───── Extracted material

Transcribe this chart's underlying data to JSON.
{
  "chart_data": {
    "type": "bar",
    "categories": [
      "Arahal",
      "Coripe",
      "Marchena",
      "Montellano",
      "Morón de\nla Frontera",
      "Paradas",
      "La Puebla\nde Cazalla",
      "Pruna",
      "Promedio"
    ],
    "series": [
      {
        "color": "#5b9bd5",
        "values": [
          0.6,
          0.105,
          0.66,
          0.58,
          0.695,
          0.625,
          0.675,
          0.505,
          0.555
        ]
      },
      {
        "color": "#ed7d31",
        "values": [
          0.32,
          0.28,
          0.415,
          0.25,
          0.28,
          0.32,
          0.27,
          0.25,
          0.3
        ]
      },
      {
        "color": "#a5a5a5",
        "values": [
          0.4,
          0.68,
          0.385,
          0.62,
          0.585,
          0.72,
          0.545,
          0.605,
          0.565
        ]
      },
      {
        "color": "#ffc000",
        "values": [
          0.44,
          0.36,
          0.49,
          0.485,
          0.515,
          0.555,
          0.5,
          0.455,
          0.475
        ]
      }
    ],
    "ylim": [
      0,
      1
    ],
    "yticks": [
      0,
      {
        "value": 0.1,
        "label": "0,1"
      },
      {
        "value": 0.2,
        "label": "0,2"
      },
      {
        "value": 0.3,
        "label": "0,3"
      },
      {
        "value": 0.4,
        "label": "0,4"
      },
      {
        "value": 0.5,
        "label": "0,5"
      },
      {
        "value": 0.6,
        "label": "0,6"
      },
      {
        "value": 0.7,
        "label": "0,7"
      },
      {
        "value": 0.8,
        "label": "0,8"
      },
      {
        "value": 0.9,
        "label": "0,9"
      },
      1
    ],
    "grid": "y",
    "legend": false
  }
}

──────────

■ **Exercise**
Make an exact copy of the data above.

■ **Solution for this exercise**
Transcribe this chart's underlying data to JSON.
{
  "chart_data": {
    "type": "bar",
    "categories": [
      "Arahal",
      "Coripe",
      "Marchena",
      "Montellano",
      "Morón de\nla Frontera",
      "Paradas",
      "La Puebla\nde Cazalla",
      "Pruna",
      "Promedio"
    ],
    "series": [
      {
        "color": "#5b9bd5",
        "values": [
          0.6,
          0.105,
          0.66,
          0.58,
          0.695,
          0.625,
          0.675,
          0.505,
          0.555
        ]
      },
      {
        "color": "#ed7d31",
        "values": [
          0.32,
          0.28,
          0.415,
          0.25,
          0.28,
          0.32,
          0.27,
          0.25,
          0.3
        ]
      },
      {
        "color": "#a5a5a5",
        "values": [
          0.4,
          0.68,
          0.385,
          0.62,
          0.585,
          0.72,
          0.545,
          0.605,
          0.565
        ]
      },
      {
        "color": "#ffc000",
        "values": [
          0.44,
          0.36,
          0.49,
          0.485,
          0.515,
          0.555,
          0.5,
          0.455,
          0.475
        ]
      }
    ],
    "ylim": [
      0,
      1
    ],
    "yticks": [
      0,
      {
        "value": 0.1,
        "label": "0,1"
      },
      {
        "value": 0.2,
        "label": "0,2"
      },
      {
        "value": 0.3,
        "label": "0,3"
      },
      {
        "value": 0.4,
        "label": "0,4"
      },
      {
        "value": 0.5,
        "label": "0,5"
      },
      {
        "value": 0.6,
        "label": "0,6"
      },
      {
        "value": 0.7,
        "label": "0,7"
      },
      {
        "value": 0.8,
        "label": "0,8"
      },
      {
        "value": 0.9,
        "label": "0,9"
      },
      1
    ],
    "grid": "y",
    "legend": false
  }
}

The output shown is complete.